▸ Instruction:
What is the number of lines containing the string "паллиативной"? Answer with the number only.
◇ ◇ ◇ ◇
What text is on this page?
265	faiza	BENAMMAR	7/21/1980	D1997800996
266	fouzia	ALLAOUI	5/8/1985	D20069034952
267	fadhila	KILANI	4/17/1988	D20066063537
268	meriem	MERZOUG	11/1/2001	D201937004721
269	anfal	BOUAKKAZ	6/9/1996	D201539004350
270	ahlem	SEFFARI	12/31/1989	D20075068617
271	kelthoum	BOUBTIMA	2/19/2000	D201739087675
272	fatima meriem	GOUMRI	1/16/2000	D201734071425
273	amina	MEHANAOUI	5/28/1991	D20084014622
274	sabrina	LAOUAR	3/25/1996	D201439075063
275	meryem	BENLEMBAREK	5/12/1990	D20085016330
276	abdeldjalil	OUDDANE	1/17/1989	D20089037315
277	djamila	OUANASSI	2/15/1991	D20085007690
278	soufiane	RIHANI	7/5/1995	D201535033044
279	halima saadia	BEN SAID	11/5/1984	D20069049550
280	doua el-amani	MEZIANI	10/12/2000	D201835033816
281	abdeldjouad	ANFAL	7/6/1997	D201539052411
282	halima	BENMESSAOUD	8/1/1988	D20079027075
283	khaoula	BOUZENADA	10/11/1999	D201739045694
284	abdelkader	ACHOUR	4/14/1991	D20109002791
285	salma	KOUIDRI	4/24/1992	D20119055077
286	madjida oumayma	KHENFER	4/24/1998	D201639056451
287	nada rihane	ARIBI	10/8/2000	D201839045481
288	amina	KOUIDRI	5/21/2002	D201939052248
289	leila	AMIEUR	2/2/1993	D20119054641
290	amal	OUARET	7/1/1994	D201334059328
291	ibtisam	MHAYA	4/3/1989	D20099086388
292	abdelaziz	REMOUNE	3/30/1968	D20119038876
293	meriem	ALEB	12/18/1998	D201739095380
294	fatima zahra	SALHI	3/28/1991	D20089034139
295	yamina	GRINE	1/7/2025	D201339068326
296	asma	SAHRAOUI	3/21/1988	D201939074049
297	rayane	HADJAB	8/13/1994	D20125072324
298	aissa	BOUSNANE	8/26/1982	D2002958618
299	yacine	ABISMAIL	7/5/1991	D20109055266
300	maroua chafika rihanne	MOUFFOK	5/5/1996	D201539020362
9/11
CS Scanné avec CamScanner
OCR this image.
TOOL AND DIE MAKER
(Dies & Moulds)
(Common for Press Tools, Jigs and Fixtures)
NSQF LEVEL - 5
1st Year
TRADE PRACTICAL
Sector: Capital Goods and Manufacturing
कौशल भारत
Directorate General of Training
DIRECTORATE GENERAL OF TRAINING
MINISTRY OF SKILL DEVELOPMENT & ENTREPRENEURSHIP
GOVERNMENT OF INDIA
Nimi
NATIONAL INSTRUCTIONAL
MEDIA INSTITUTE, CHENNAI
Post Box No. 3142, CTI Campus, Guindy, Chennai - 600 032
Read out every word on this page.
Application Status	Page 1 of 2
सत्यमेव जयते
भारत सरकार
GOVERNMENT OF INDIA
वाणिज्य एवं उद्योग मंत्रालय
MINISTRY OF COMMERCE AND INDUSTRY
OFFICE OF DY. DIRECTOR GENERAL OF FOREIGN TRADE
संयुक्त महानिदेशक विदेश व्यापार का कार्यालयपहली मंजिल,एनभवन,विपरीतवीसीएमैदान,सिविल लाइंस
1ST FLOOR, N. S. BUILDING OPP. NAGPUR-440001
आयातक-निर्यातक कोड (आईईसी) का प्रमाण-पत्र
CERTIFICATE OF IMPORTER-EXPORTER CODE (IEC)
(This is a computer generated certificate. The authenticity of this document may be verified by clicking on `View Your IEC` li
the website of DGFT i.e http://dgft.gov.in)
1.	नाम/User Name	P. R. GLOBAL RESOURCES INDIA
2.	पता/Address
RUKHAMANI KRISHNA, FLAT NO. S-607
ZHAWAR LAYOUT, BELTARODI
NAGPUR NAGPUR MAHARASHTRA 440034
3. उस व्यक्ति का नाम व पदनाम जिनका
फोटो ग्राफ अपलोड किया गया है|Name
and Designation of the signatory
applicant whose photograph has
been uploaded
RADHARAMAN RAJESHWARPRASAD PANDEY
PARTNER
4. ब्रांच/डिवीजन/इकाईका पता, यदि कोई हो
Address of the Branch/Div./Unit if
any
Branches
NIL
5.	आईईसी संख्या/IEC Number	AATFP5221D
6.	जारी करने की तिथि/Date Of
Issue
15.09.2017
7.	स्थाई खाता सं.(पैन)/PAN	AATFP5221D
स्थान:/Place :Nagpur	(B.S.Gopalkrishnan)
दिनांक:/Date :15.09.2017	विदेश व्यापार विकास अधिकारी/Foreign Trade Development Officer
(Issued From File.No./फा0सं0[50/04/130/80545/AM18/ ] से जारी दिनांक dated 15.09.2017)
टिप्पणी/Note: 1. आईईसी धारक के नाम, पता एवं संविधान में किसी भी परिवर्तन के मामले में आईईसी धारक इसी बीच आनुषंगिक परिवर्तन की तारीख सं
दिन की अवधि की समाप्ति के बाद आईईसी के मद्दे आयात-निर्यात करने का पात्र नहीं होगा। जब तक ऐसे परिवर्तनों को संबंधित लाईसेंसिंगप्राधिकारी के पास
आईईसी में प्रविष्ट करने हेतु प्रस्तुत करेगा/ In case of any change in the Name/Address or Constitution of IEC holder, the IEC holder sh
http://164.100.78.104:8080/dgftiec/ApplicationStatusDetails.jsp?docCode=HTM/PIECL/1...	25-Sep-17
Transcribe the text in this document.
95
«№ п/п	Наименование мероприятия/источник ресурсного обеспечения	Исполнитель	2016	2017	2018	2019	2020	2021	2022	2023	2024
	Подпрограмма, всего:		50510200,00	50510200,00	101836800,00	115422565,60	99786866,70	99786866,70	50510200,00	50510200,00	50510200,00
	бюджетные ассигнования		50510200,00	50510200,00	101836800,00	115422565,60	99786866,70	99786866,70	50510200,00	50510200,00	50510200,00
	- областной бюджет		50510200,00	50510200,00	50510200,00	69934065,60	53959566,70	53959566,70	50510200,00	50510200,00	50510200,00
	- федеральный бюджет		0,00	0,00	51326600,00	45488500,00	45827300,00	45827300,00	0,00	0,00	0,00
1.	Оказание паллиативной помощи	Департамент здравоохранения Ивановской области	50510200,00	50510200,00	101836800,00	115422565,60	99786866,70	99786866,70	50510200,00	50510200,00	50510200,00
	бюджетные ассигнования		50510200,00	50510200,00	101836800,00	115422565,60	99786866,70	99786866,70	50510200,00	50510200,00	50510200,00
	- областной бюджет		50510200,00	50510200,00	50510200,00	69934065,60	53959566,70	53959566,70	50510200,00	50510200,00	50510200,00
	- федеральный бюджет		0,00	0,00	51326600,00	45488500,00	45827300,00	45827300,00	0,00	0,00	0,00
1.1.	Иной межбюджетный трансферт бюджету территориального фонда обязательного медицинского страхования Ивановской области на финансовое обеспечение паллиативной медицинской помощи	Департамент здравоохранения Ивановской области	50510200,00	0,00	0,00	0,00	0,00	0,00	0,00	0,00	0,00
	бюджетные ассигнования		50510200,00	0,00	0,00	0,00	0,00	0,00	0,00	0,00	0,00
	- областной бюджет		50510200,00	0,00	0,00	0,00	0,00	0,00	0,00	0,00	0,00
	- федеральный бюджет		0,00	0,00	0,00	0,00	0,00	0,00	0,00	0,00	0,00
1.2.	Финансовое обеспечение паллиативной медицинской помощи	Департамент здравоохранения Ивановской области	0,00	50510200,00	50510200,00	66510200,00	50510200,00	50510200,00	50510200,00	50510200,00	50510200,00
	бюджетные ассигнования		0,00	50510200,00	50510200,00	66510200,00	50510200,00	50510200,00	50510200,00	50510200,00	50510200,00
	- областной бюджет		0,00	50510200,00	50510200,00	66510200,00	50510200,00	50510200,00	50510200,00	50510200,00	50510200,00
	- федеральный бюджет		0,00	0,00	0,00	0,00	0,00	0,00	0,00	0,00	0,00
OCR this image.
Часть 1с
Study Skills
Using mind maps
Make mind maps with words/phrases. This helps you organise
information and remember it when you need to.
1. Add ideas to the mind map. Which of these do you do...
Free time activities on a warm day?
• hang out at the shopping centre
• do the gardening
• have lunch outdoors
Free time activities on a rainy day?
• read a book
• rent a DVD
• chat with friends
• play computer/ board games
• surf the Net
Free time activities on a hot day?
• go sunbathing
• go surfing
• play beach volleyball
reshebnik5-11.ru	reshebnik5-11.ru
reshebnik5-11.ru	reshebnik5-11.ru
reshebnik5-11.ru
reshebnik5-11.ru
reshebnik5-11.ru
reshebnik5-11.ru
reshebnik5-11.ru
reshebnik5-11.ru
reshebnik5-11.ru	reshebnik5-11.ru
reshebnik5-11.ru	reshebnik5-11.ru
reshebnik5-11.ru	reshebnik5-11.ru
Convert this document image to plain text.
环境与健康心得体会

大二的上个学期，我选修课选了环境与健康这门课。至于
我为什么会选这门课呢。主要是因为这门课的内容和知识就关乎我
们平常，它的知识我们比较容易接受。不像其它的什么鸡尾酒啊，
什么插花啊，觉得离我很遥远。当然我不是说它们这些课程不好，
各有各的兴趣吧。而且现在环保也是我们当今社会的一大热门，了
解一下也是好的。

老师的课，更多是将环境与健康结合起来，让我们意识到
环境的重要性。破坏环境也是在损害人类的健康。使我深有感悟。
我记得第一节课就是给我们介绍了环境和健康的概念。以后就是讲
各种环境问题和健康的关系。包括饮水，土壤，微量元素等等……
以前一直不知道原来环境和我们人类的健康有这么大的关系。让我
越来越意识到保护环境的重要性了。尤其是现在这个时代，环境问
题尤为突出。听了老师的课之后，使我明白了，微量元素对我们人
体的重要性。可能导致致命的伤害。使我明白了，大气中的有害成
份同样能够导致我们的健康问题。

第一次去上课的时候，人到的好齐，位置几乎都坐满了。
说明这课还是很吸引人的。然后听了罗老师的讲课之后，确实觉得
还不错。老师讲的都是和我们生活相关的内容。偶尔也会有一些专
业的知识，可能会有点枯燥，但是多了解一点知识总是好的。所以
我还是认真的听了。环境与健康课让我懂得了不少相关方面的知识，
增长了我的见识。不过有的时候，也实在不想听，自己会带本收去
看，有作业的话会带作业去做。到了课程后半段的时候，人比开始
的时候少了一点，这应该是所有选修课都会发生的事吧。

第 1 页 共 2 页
◇ ◇ ◇ ◇
▸ Final result:
3